## GIVEN EXERCISE
Your answer is a single number: the count of lines that contain the string "click".

Data records
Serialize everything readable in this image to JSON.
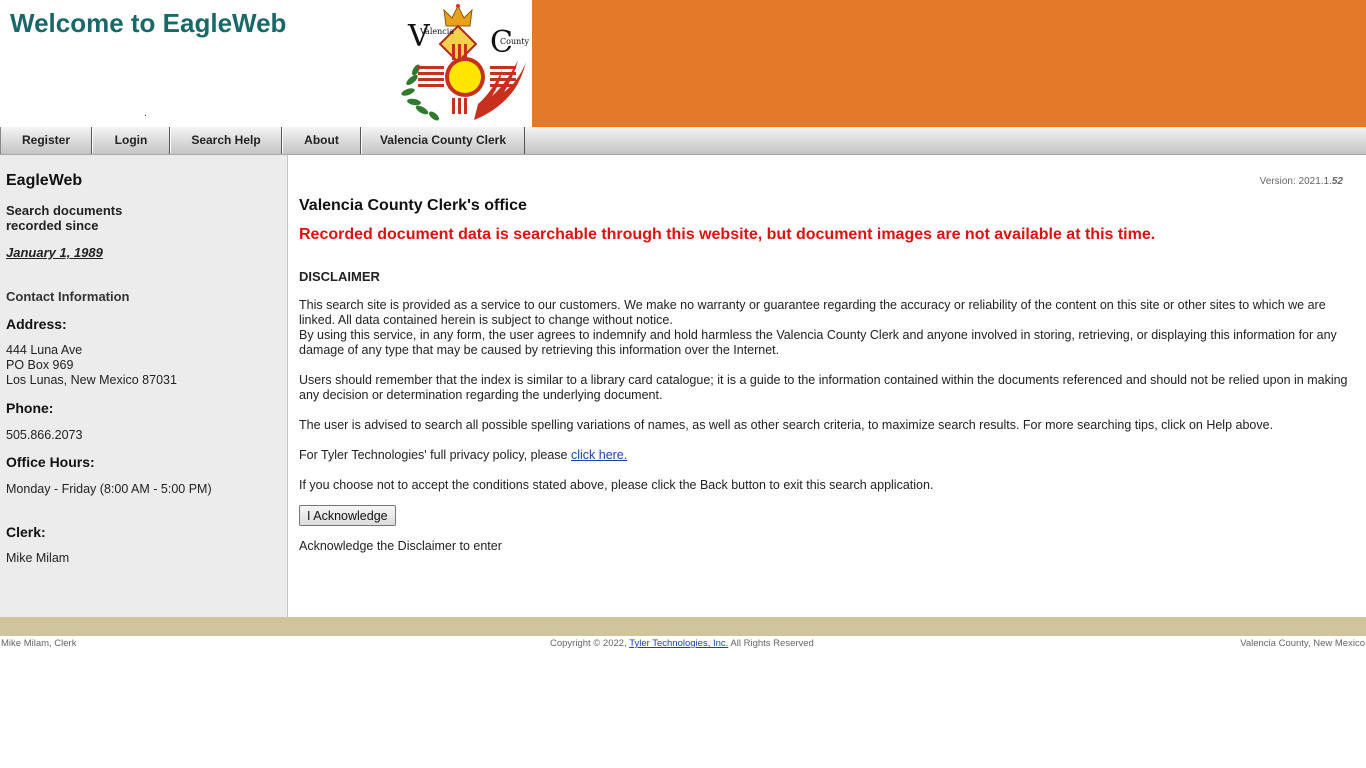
{
  "header": {
    "title": "Welcome to EagleWeb",
    "dot": ".",
    "logo_text_left": "Valencia",
    "logo_text_right": "County",
    "band_color": "#e5792a"
  },
  "nav": {
    "items": [
      {
        "label": "Register"
      },
      {
        "label": "Login"
      },
      {
        "label": "Search Help"
      },
      {
        "label": "About"
      },
      {
        "label": "Valencia County Clerk"
      }
    ]
  },
  "sidebar": {
    "title": "EagleWeb",
    "subtitle_line1": "Search documents",
    "subtitle_line2": "recorded since",
    "since_date": "January 1, 1989",
    "contact_heading": "Contact Information",
    "address_heading": "Address:",
    "address_line1": "444 Luna Ave",
    "address_line2": "PO Box 969",
    "address_line3": "Los Lunas, New Mexico 87031",
    "phone_heading": "Phone:",
    "phone": "505.866.2073",
    "hours_heading": "Office Hours:",
    "hours": "Monday - Friday (8:00 AM - 5:00 PM)",
    "clerk_heading": "Clerk:",
    "clerk": "Mike Milam"
  },
  "main": {
    "version_prefix": "Version: 2021.1.",
    "version_build": "52",
    "office_title": "Valencia County Clerk's office",
    "notice": "Recorded document data is searchable through this website, but document images are not available at this time.",
    "disclaimer_heading": "DISCLAIMER",
    "p1_a": "This search site is provided as a service to our customers. We make no warranty or guarantee regarding the accuracy or reliability of the content on this site or other sites to which we are linked. All data contained herein is subject to change without notice.",
    "p1_b": "By using this service, in any form, the user agrees to indemnify and hold harmless the Valencia County Clerk and anyone involved in storing, retrieving, or displaying this information for any damage of any type that may be caused by retrieving this information over the Internet.",
    "p2": "Users should remember that the index is similar to a library card catalogue; it is a guide to the information contained within the documents referenced and should not be relied upon in making any decision or determination regarding the underlying document.",
    "p3": "The user is advised to search all possible spelling variations of names, as well as other search criteria, to maximize search results. For more searching tips, click on Help above.",
    "p4_text": "For Tyler Technologies' full privacy policy, please ",
    "p4_link": "click here.",
    "p5": "If you choose not to accept the conditions stated above, please click the Back button to exit this search application.",
    "acknowledge_button": "I Acknowledge",
    "acknowledge_note": "Acknowledge the Disclaimer to enter"
  },
  "footer": {
    "left": "Mike Milam, Clerk",
    "copyright_prefix": "Copyright © 2022, ",
    "company_link": "Tyler Technologies, Inc.",
    "copyright_suffix": " All Rights Reserved",
    "right": "Valencia County, New Mexico",
    "bar_color": "#cfc49a"
  }
}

## REPLY
3